[Task to carry out] Identify each line in the records below that contains the word "Добавить", and copy it.
==== Rows ====
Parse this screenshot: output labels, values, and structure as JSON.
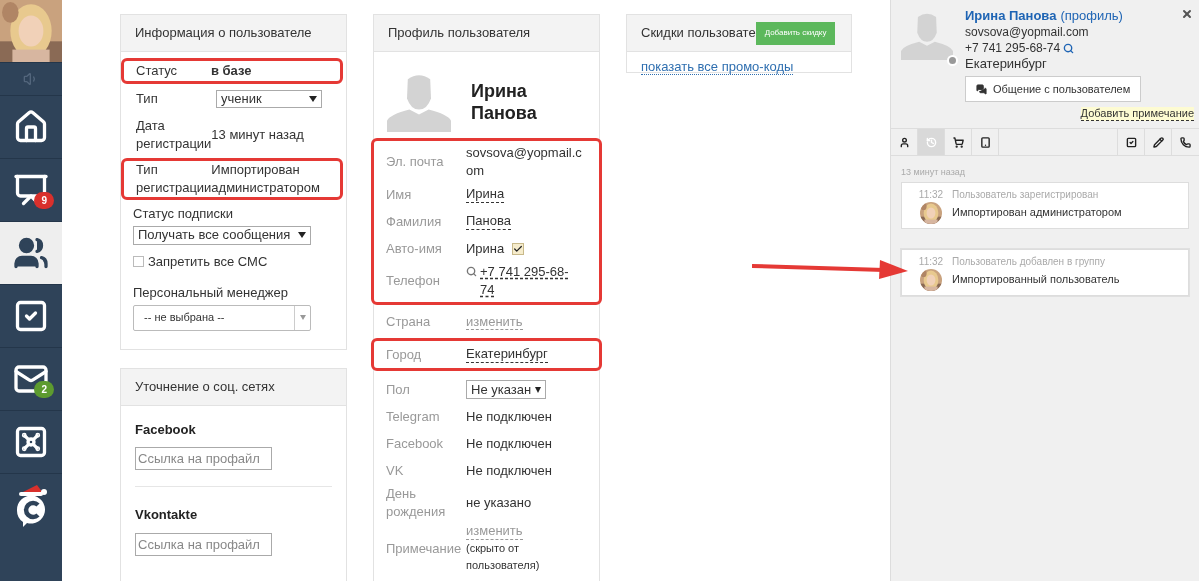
{
  "sidebar": {
    "items": [
      {
        "kind": "sound",
        "selected": false
      },
      {
        "kind": "home",
        "selected": false
      },
      {
        "kind": "chart",
        "selected": false,
        "badge": "9",
        "color": "#d9302c"
      },
      {
        "kind": "people",
        "selected": true
      },
      {
        "kind": "tasks",
        "selected": false
      },
      {
        "kind": "mail",
        "selected": false,
        "badge": "2",
        "color": "#5d9b2f"
      },
      {
        "kind": "safe",
        "selected": false
      },
      {
        "kind": "logo",
        "selected": false
      }
    ]
  },
  "user_info": {
    "title": "Информация о пользователе",
    "rows": [
      {
        "label": "Статус",
        "value": "в базе",
        "kind": "bold",
        "highlighted": true
      },
      {
        "label": "Тип",
        "value": "ученик",
        "kind": "select",
        "highlighted": false
      },
      {
        "label": "Дата регистрации",
        "value": "13 минут назад",
        "kind": "text",
        "highlighted": false
      },
      {
        "label": "Тип регистрации",
        "value": "Импортирован администратором",
        "kind": "text",
        "highlighted": true
      }
    ],
    "subscription": {
      "label": "Статус подписки",
      "value": "Получать все сообщения"
    },
    "sms_block": {
      "label": "Запретить все СМС",
      "checked": false
    },
    "manager": {
      "label": "Персональный менеджер",
      "value": "-- не выбрана --"
    }
  },
  "social": {
    "title": "Уточнение о соц. сетях",
    "sections": [
      {
        "label": "Facebook",
        "placeholder": "Ссылка на профайл"
      },
      {
        "label": "Vkontakte",
        "placeholder": "Ссылка на профайл"
      }
    ]
  },
  "profile": {
    "title": "Профиль пользователя",
    "name": "Ирина Панова",
    "groups": [
      {
        "highlighted": true,
        "rows": [
          {
            "label": "Эл. почта",
            "value": "sovsova@yopmail.com",
            "kind": "email"
          },
          {
            "label": "Имя",
            "value": "Ирина",
            "kind": "editable"
          },
          {
            "label": "Фамилия",
            "value": "Панова",
            "kind": "editable"
          },
          {
            "label": "Авто-имя",
            "value": "Ирина",
            "kind": "check",
            "checked": true
          },
          {
            "label": "Телефон",
            "value": "+7 741 295-68-74",
            "kind": "phone"
          }
        ]
      },
      {
        "highlighted": false,
        "rows": [
          {
            "label": "Страна",
            "value": "изменить",
            "kind": "link"
          }
        ]
      },
      {
        "highlighted": true,
        "rows": [
          {
            "label": "Город",
            "value": "Екатеринбург",
            "kind": "editable"
          }
        ]
      },
      {
        "highlighted": false,
        "rows": [
          {
            "label": "Пол",
            "value": "Не указан",
            "kind": "select"
          },
          {
            "label": "Telegram",
            "value": "Не подключен",
            "kind": "text"
          },
          {
            "label": "Facebook",
            "value": "Не подключен",
            "kind": "text"
          },
          {
            "label": "VK",
            "value": "Не подключен",
            "kind": "text"
          },
          {
            "label": "День рождения",
            "value": "не указано",
            "kind": "text"
          },
          {
            "label": "Примечание",
            "value": "изменить",
            "kind": "note",
            "note": "(скрыто от пользователя)"
          }
        ]
      }
    ]
  },
  "discounts": {
    "title": "Скидки пользовате",
    "button": "Добавить скидку",
    "link": "показать все промо-коды"
  },
  "panel": {
    "name": "Ирина Панова",
    "profile_link": "(профиль)",
    "email": "sovsova@yopmail.com",
    "phone": "+7 741 295-68-74",
    "city": "Екатеринбург",
    "chat_button": "Общение с пользователем",
    "note_link": "Добавить примечание",
    "tabs": [
      {
        "kind": "user",
        "selected": false
      },
      {
        "kind": "history",
        "selected": true
      },
      {
        "kind": "cart",
        "selected": false
      },
      {
        "kind": "tablet",
        "selected": false
      },
      {
        "kind": "spacer"
      },
      {
        "kind": "task",
        "selected": false
      },
      {
        "kind": "pencil",
        "selected": false
      },
      {
        "kind": "phone",
        "selected": false
      }
    ],
    "feed_date": "13 минут назад",
    "events": [
      {
        "time": "11:32",
        "title": "Пользователь зарегистрирован",
        "text": "Импортирован администратором",
        "pointed": false
      },
      {
        "time": "11:32",
        "title": "Пользователь добавлен в группу",
        "text": "Импортированный пользователь",
        "pointed": true
      }
    ]
  }
}
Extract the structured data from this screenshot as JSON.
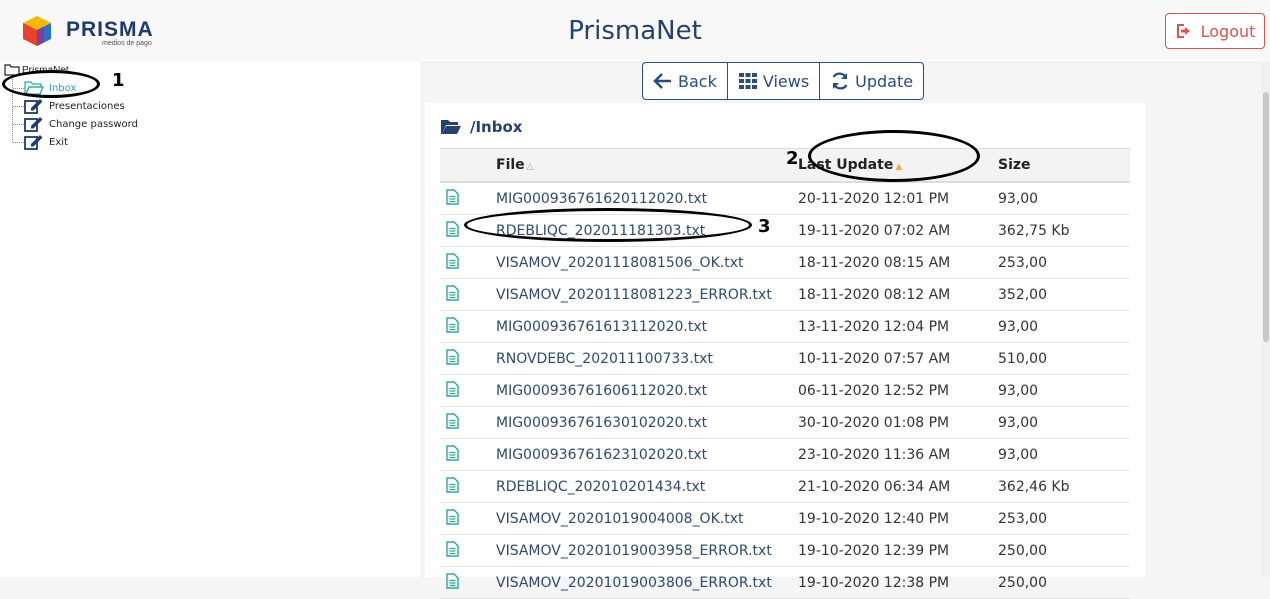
{
  "header": {
    "logo_word": "PRISMA",
    "logo_sub": "medios de pago",
    "title": "PrismaNet",
    "logout_label": "Logout"
  },
  "tree": {
    "root": "PrismaNet",
    "items": [
      {
        "label": "Inbox",
        "icon": "folder-open-icon",
        "active": true
      },
      {
        "label": "Presentaciones",
        "icon": "edit-icon",
        "active": false
      },
      {
        "label": "Change password",
        "icon": "edit-icon",
        "active": false
      },
      {
        "label": "Exit",
        "icon": "edit-icon",
        "active": false
      }
    ]
  },
  "toolbar": {
    "back_label": "Back",
    "views_label": "Views",
    "update_label": "Update"
  },
  "content": {
    "path": "/Inbox",
    "columns": {
      "file": "File",
      "last_update": "Last Update",
      "size": "Size"
    },
    "rows": [
      {
        "name": "MIG000936761620112020.txt",
        "date": "20-11-2020 12:01 PM",
        "size": "93,00"
      },
      {
        "name": "RDEBLIQC_202011181303.txt",
        "date": "19-11-2020 07:02 AM",
        "size": "362,75 Kb"
      },
      {
        "name": "VISAMOV_20201118081506_OK.txt",
        "date": "18-11-2020 08:15 AM",
        "size": "253,00"
      },
      {
        "name": "VISAMOV_20201118081223_ERROR.txt",
        "date": "18-11-2020 08:12 AM",
        "size": "352,00"
      },
      {
        "name": "MIG000936761613112020.txt",
        "date": "13-11-2020 12:04 PM",
        "size": "93,00"
      },
      {
        "name": "RNOVDEBC_202011100733.txt",
        "date": "10-11-2020 07:57 AM",
        "size": "510,00"
      },
      {
        "name": "MIG000936761606112020.txt",
        "date": "06-11-2020 12:52 PM",
        "size": "93,00"
      },
      {
        "name": "MIG000936761630102020.txt",
        "date": "30-10-2020 01:08 PM",
        "size": "93,00"
      },
      {
        "name": "MIG000936761623102020.txt",
        "date": "23-10-2020 11:36 AM",
        "size": "93,00"
      },
      {
        "name": "RDEBLIQC_202010201434.txt",
        "date": "21-10-2020 06:34 AM",
        "size": "362,46 Kb"
      },
      {
        "name": "VISAMOV_20201019004008_OK.txt",
        "date": "19-10-2020 12:40 PM",
        "size": "253,00"
      },
      {
        "name": "VISAMOV_20201019003958_ERROR.txt",
        "date": "19-10-2020 12:39 PM",
        "size": "250,00"
      },
      {
        "name": "VISAMOV_20201019003806_ERROR.txt",
        "date": "19-10-2020 12:38 PM",
        "size": "250,00"
      }
    ]
  },
  "annotations": [
    "1",
    "2",
    "3"
  ],
  "colors": {
    "accent": "#2aa8a0",
    "brand": "#24426b",
    "logout": "#d9534f",
    "sort_active": "#f0ad4e"
  }
}
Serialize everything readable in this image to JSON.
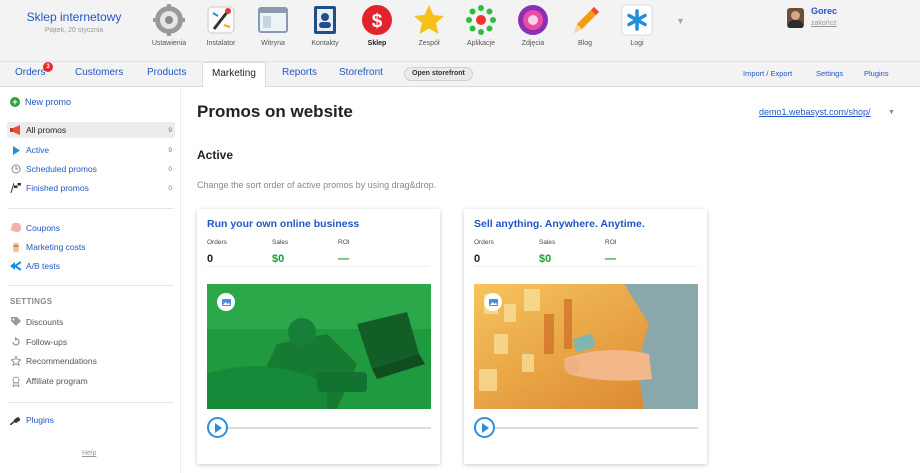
{
  "brand": {
    "name": "Sklep internetowy",
    "date": "Piątek, 20 stycznia"
  },
  "apps": [
    {
      "label": "Ustawienia",
      "icon": "gear-icon"
    },
    {
      "label": "Instalator",
      "icon": "installer-icon"
    },
    {
      "label": "Witryna",
      "icon": "site-icon"
    },
    {
      "label": "Kontakty",
      "icon": "contacts-icon"
    },
    {
      "label": "Sklep",
      "icon": "shop-icon",
      "active": true
    },
    {
      "label": "Zespół",
      "icon": "team-icon"
    },
    {
      "label": "Aplikacje",
      "icon": "apps-icon"
    },
    {
      "label": "Zdjęcia",
      "icon": "photos-icon"
    },
    {
      "label": "Blog",
      "icon": "blog-icon"
    },
    {
      "label": "Logi",
      "icon": "logs-icon"
    }
  ],
  "user": {
    "name": "Gorec",
    "logout": "zakończ"
  },
  "tabs": {
    "orders": "Orders",
    "orders_badge": "3",
    "customers": "Customers",
    "products": "Products",
    "marketing": "Marketing",
    "reports": "Reports",
    "storefront": "Storefront",
    "open_storefront": "Open storefront",
    "import_export": "Import / Export",
    "settings": "Settings",
    "plugins": "Plugins"
  },
  "sidebar": {
    "new_promo": "New promo",
    "promos": [
      {
        "label": "All promos",
        "count": "9",
        "icon": "megaphone-icon"
      },
      {
        "label": "Active",
        "count": "9",
        "icon": "play-icon"
      },
      {
        "label": "Scheduled promos",
        "count": "0",
        "icon": "clock-icon"
      },
      {
        "label": "Finished promos",
        "count": "0",
        "icon": "flag-icon"
      }
    ],
    "tools": [
      {
        "label": "Coupons",
        "icon": "coupon-icon"
      },
      {
        "label": "Marketing costs",
        "icon": "money-icon"
      },
      {
        "label": "A/B tests",
        "icon": "split-icon"
      }
    ],
    "settings_heading": "SETTINGS",
    "settings": [
      {
        "label": "Discounts",
        "icon": "tag-icon"
      },
      {
        "label": "Follow-ups",
        "icon": "followup-icon"
      },
      {
        "label": "Recommendations",
        "icon": "star-icon"
      },
      {
        "label": "Affiliate program",
        "icon": "ribbon-icon"
      }
    ],
    "plugins": "Plugins",
    "help": "Help"
  },
  "main": {
    "title": "Promos on website",
    "storefront": "demo1.webasyst.com/shop/",
    "section": "Active",
    "hint": "Change the sort order of active promos by using drag&drop."
  },
  "metric_labels": {
    "orders": "Orders",
    "sales": "Sales",
    "roi": "ROI"
  },
  "promos": [
    {
      "title": "Run your own online business",
      "orders": "0",
      "sales": "$0",
      "roi": "—"
    },
    {
      "title": "Sell anything. Anywhere. Anytime.",
      "orders": "0",
      "sales": "$0",
      "roi": "—"
    }
  ],
  "colors": {
    "link": "#2256c4",
    "sales_green": "#1d9b2f",
    "badge_red": "#e82a2a",
    "promo1_banner": "#1f9a3f",
    "promo2_banner": "#e8a63a"
  }
}
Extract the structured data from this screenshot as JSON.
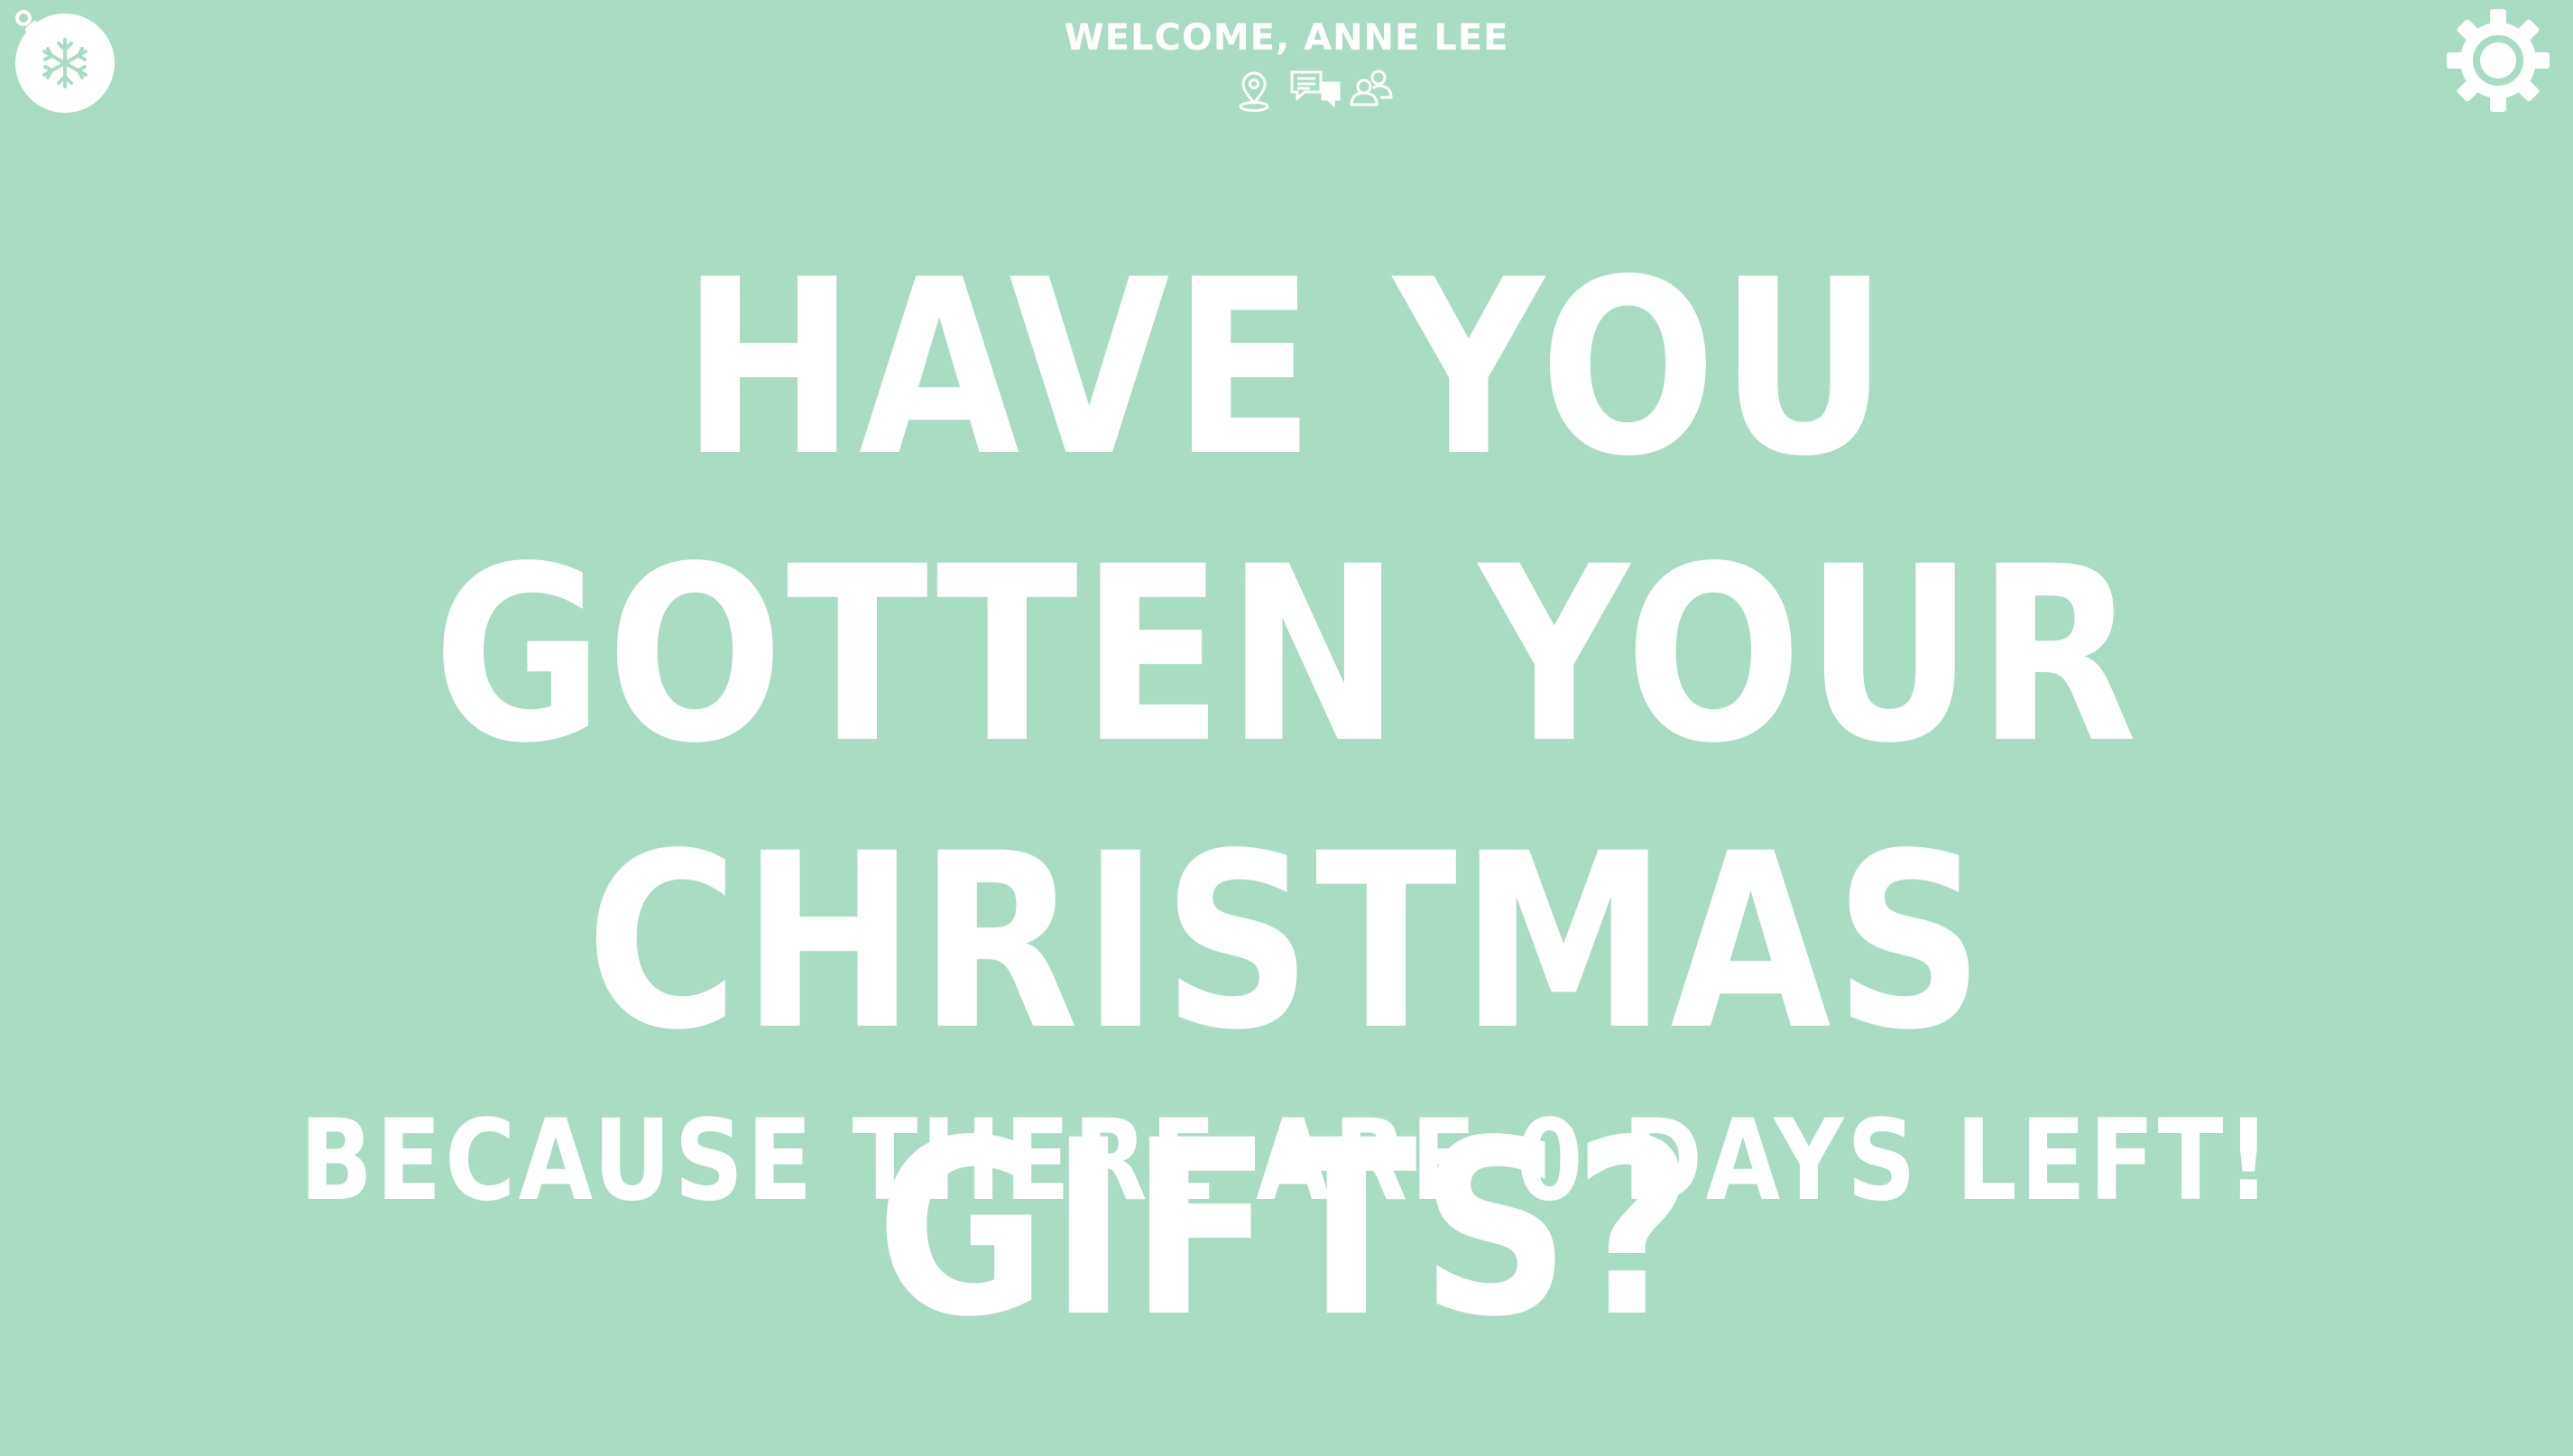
{
  "header": {
    "welcome_text": "WELCOME, ANNE LEE"
  },
  "icons": {
    "logo": "snowflake-ornament-icon",
    "settings": "gear-icon",
    "nav": [
      "map-pin-icon",
      "chat-icon",
      "users-icon"
    ]
  },
  "main": {
    "headline": "HAVE YOU GOTTEN YOUR CHRISTMAS GIFTS?",
    "subline": "BECAUSE THERE ARE 0 DAYS LEFT!"
  },
  "colors": {
    "background": "#a8dcc3",
    "foreground": "#ffffff"
  }
}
====
[Written reply]
    "button": "Добавить скидку",
    "note_link": "Добавить примечание",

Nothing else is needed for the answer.